------ Extracted information ------

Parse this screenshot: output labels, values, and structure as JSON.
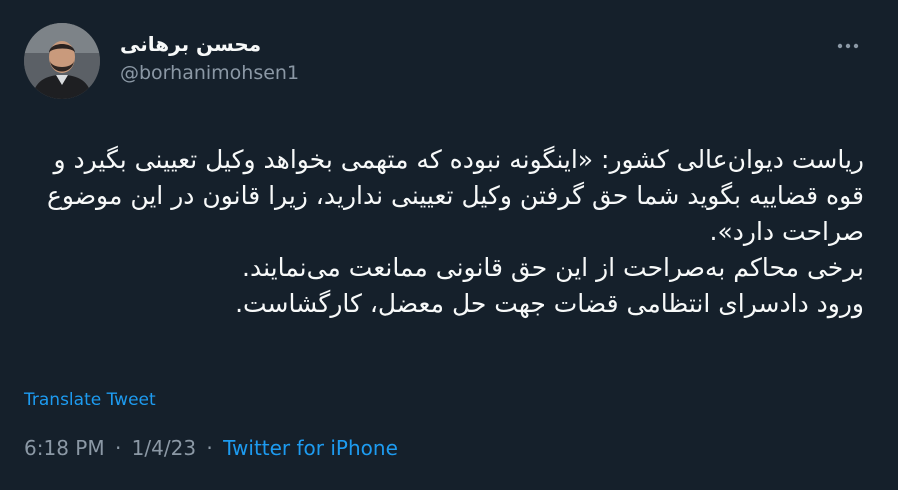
{
  "author": {
    "display_name": "محسن برهانی",
    "handle": "@borhanimohsen1"
  },
  "tweet": {
    "text": "ریاست دیوان‌عالی کشور: «اینگونه نبوده که متهمی بخواهد وکیل تعیینی بگیرد و قوه قضاییه بگوید شما حق گرفتن وکیل تعیینی ندارید، زیرا قانون در این موضوع صراحت دارد».\nبرخی محاکم به‌صراحت از این حق قانونی ممانعت می‌نمایند.\nورود دادسرای انتظامی قضات جهت حل معضل، کارگشاست.",
    "translate_label": "Translate Tweet",
    "time": "6:18 PM",
    "separator": "·",
    "date": "1/4/23",
    "source": "Twitter for iPhone"
  },
  "icons": {
    "more": "more-dots-icon",
    "avatar": "profile-photo"
  },
  "colors": {
    "background": "#15202b",
    "text": "#f7f9f9",
    "secondary": "#8b98a5",
    "link": "#1d9bf0"
  }
}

------

- _Description of the task_
Omit any images, then output the listing exactly.

- _The result_
Parse this screenshot: output labels, values, and structure as JSON.
{
  "author": {
    "display_name": "محسن برهانی",
    "handle": "@borhanimohsen1"
  },
  "tweet": {
    "text": "ریاست دیوان‌عالی کشور: «اینگونه نبوده که متهمی بخواهد وکیل تعیینی بگیرد و قوه قضاییه بگوید شما حق گرفتن وکیل تعیینی ندارید، زیرا قانون در این موضوع صراحت دارد».\nبرخی محاکم به‌صراحت از این حق قانونی ممانعت می‌نمایند.\nورود دادسرای انتظامی قضات جهت حل معضل، کارگشاست.",
    "translate_label": "Translate Tweet",
    "time": "6:18 PM",
    "separator": "·",
    "date": "1/4/23",
    "source": "Twitter for iPhone"
  },
  "icons": {
    "more": "more-dots-icon",
    "avatar": "profile-photo"
  },
  "colors": {
    "background": "#15202b",
    "text": "#f7f9f9",
    "secondary": "#8b98a5",
    "link": "#1d9bf0"
  }
}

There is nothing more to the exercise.